Exercise goal |
Locate the lines where "zijn" occurs and copy them as they stand.

(Lines of data)
---*---
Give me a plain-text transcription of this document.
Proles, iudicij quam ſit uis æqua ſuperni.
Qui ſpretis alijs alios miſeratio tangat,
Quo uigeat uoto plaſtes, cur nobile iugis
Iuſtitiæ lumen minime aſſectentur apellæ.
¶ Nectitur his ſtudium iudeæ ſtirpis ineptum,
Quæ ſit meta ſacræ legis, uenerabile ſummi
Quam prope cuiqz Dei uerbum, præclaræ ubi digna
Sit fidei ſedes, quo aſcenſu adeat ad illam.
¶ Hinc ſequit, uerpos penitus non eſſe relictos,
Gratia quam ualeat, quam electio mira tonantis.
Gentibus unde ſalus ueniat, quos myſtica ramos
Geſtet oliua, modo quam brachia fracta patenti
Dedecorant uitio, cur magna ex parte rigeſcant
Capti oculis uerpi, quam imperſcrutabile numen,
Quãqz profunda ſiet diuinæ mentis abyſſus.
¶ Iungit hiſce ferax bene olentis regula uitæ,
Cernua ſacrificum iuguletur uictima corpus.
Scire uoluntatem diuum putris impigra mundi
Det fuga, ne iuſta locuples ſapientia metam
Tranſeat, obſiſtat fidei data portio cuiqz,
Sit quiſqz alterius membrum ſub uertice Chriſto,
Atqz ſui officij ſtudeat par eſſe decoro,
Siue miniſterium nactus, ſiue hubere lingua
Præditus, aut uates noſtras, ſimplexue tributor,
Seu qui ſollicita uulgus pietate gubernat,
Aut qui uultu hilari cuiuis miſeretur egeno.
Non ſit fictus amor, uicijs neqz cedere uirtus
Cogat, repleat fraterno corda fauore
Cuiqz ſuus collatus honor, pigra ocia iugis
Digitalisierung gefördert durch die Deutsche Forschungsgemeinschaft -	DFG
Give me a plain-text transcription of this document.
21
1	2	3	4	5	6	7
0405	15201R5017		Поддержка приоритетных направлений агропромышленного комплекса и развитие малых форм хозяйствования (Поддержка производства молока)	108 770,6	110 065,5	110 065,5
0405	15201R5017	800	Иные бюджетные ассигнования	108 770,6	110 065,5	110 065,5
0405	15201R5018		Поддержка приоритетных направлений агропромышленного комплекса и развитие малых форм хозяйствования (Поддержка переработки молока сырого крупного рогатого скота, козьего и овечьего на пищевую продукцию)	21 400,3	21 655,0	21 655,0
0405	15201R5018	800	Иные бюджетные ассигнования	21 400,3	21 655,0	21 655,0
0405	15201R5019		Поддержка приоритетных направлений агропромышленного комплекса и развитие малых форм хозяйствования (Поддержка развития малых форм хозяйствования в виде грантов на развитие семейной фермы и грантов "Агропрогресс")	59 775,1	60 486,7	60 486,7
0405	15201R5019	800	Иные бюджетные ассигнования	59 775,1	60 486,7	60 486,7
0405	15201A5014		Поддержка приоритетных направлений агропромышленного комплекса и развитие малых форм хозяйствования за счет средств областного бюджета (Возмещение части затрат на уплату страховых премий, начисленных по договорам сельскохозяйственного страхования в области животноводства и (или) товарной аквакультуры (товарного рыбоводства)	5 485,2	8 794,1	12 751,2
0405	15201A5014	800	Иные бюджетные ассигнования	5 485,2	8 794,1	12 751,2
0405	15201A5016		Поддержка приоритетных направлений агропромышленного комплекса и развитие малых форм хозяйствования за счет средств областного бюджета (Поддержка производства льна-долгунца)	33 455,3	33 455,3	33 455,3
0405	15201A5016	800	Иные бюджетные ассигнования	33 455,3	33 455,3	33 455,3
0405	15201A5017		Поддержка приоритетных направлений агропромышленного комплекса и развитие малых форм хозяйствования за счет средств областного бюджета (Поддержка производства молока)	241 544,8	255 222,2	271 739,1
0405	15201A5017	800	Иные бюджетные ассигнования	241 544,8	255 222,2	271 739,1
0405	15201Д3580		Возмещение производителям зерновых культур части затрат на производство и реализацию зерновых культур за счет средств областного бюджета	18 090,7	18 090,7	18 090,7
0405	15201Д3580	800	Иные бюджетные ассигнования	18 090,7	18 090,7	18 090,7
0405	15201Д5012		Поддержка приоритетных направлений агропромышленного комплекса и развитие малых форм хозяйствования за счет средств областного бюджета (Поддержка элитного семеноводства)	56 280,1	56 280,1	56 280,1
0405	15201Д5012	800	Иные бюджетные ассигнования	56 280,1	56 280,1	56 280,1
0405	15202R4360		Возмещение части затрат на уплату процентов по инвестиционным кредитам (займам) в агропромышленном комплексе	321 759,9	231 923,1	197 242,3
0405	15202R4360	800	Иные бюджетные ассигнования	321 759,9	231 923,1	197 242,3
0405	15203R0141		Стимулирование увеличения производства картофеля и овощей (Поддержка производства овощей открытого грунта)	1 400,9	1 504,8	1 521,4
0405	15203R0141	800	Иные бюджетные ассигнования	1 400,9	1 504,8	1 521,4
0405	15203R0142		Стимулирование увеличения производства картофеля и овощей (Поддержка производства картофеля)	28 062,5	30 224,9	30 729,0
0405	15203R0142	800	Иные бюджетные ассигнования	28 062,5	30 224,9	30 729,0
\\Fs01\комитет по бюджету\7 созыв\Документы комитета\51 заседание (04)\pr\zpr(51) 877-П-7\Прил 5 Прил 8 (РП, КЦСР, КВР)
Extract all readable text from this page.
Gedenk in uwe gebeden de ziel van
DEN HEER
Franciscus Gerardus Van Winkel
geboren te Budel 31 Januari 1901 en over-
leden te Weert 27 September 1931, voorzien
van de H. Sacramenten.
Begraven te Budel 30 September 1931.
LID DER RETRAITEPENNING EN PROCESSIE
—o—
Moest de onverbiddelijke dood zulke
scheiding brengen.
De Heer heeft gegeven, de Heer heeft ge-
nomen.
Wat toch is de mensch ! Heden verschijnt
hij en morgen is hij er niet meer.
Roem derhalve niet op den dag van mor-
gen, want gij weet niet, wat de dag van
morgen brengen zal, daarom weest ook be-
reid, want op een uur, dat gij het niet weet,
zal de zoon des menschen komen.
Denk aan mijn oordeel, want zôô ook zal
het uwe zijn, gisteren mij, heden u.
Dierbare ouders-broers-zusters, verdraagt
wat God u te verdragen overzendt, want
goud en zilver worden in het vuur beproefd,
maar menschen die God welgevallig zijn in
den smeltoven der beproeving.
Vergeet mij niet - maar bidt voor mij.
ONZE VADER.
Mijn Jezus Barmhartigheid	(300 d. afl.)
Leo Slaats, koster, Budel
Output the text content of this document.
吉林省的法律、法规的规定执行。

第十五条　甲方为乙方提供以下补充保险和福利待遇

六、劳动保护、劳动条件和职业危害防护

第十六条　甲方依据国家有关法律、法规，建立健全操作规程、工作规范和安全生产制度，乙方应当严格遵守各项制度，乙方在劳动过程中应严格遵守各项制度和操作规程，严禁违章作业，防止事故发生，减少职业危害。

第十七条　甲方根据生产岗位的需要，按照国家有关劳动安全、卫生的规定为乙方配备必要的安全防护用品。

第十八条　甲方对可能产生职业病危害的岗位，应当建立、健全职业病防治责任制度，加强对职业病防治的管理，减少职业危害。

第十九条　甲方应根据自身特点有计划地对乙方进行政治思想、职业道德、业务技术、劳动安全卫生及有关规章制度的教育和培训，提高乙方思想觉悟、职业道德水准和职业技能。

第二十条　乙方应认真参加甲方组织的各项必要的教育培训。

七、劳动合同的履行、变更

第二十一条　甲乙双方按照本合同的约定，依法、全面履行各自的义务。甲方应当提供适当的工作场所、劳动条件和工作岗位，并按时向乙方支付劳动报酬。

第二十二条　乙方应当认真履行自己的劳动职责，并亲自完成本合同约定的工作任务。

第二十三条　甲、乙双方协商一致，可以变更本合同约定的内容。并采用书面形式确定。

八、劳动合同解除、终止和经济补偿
---*---
Finished task |
het uwe zijn, gisteren mij, heden u.
maar menschen die God welgevallig zijn in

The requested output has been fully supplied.